#### Short exercise
Write out the entries as a numbered list, starting at the line containing "UI element localization: list" and running up to and including the line containing "open-folder-icon[interactable]: ▭ [183, 35, 194, 46]". Leave out any blank lines.

#### Records for the task
----------------------------------------
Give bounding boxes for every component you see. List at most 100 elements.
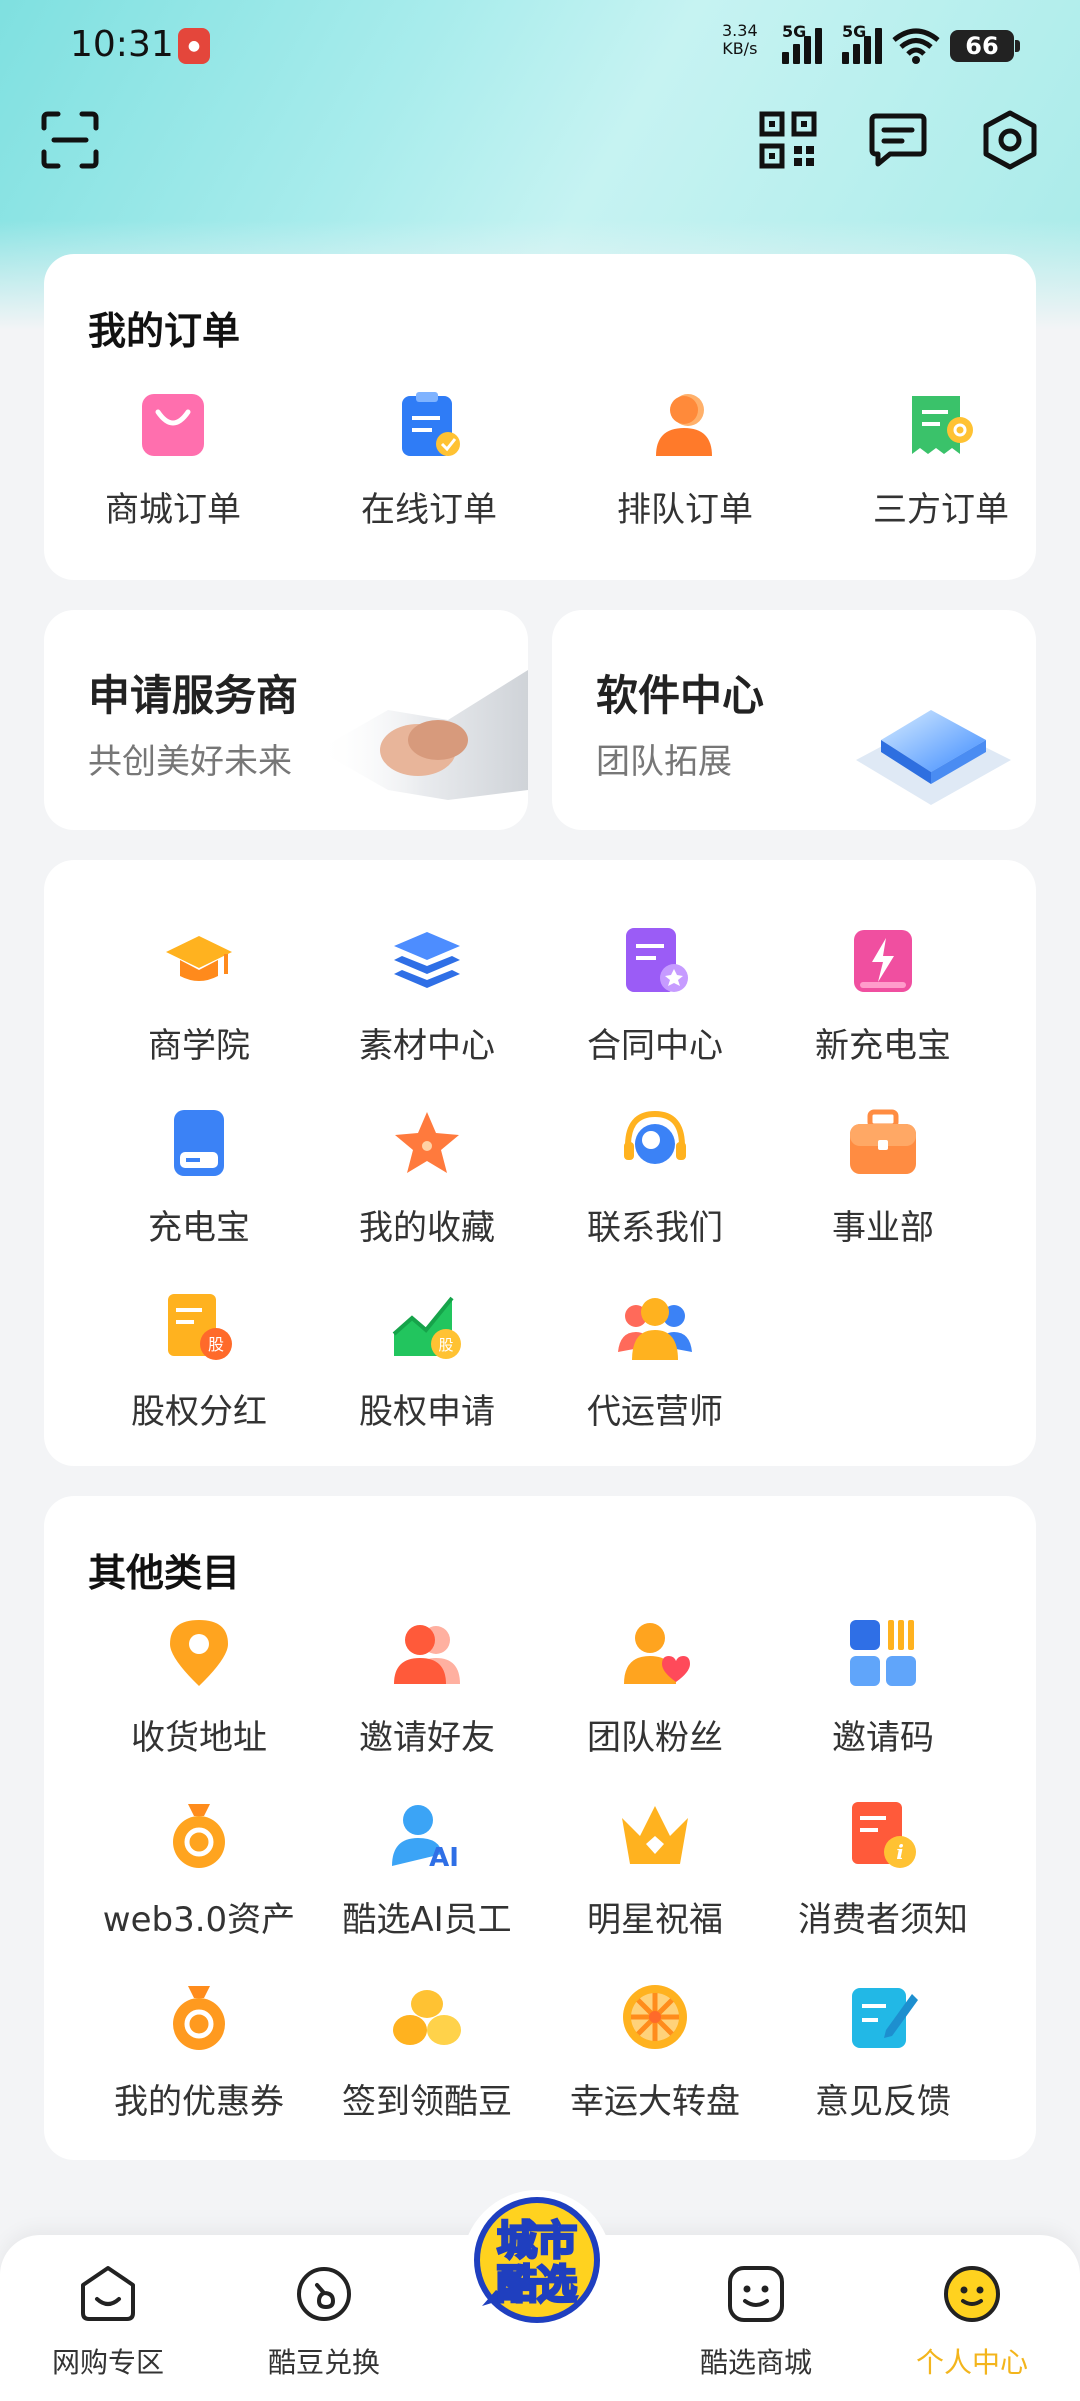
----------------------------------------
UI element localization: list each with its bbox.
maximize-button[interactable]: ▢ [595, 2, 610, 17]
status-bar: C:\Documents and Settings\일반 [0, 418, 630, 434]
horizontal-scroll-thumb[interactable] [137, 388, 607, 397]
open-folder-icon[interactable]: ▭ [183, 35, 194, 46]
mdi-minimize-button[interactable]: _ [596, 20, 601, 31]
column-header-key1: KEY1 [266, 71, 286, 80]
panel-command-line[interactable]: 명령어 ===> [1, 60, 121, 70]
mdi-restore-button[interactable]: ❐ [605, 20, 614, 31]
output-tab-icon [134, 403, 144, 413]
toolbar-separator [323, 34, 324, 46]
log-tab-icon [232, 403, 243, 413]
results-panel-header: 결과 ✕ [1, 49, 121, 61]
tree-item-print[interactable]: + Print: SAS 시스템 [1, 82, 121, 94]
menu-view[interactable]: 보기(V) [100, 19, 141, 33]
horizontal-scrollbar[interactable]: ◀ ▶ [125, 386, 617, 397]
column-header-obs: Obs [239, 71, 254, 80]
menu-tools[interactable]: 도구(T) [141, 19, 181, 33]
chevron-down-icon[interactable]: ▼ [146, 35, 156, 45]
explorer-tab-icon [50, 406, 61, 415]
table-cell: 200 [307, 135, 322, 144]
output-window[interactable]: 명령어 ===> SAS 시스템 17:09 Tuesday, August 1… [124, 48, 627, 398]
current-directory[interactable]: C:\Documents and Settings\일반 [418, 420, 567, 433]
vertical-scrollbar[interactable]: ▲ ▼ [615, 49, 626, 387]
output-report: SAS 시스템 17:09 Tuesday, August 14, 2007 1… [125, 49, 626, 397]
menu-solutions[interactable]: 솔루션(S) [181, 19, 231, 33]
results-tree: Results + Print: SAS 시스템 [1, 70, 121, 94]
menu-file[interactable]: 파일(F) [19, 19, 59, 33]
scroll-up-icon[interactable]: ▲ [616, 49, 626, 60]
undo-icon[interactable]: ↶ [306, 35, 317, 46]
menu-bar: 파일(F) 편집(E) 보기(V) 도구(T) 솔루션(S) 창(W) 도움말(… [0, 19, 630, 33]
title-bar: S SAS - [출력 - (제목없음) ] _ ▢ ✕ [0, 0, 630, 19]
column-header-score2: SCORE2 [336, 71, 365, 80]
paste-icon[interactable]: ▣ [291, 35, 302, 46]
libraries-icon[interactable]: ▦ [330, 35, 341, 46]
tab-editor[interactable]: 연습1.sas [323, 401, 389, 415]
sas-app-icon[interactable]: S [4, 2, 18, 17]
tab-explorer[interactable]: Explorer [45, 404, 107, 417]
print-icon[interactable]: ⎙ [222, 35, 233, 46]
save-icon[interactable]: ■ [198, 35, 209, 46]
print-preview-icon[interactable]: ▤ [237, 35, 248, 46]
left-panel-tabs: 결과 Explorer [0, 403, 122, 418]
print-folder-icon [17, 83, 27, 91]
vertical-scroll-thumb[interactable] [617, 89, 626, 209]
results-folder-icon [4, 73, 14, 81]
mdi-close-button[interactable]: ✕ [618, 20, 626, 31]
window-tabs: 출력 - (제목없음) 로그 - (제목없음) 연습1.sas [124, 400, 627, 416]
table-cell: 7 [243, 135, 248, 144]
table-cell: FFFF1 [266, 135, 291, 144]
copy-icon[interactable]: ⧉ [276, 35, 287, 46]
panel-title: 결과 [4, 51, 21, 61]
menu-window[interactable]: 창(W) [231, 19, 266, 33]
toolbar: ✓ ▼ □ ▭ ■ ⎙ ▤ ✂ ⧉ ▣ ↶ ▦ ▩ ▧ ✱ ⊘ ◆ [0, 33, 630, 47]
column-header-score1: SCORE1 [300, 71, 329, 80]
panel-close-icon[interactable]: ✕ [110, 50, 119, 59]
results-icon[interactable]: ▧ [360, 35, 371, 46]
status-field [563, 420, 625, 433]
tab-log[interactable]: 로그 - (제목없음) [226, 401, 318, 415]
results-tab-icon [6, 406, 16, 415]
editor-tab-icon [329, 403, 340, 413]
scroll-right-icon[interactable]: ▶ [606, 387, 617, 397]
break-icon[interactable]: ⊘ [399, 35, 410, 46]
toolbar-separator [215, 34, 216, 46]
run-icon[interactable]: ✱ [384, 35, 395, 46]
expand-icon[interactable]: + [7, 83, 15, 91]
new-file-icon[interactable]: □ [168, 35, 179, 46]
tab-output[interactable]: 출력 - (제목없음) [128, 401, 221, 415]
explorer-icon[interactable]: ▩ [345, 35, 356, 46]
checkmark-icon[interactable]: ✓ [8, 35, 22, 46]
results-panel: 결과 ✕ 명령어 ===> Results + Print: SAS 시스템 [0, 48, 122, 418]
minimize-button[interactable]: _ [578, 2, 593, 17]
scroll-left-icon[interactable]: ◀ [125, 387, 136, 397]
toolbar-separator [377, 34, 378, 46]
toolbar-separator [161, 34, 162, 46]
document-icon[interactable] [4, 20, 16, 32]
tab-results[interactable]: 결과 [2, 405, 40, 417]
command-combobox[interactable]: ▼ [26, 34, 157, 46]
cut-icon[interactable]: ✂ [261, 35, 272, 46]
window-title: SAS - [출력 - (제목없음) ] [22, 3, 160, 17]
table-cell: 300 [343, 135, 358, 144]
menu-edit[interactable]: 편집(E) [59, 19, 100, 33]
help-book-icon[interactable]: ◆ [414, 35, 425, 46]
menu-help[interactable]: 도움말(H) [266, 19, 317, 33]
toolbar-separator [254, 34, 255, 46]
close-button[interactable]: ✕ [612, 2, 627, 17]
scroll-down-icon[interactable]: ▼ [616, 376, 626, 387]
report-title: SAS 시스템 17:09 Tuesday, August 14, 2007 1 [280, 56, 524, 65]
----------------------------------------
#### Response to this task
1. UI element localization: list each with its bbox.
2. maximize-button[interactable]: ▢ [595, 2, 610, 17]
3. status-bar: C:\Documents and Settings\일반 [0, 418, 630, 434]
4. horizontal-scroll-thumb[interactable] [137, 388, 607, 397]
5. open-folder-icon[interactable]: ▭ [183, 35, 194, 46]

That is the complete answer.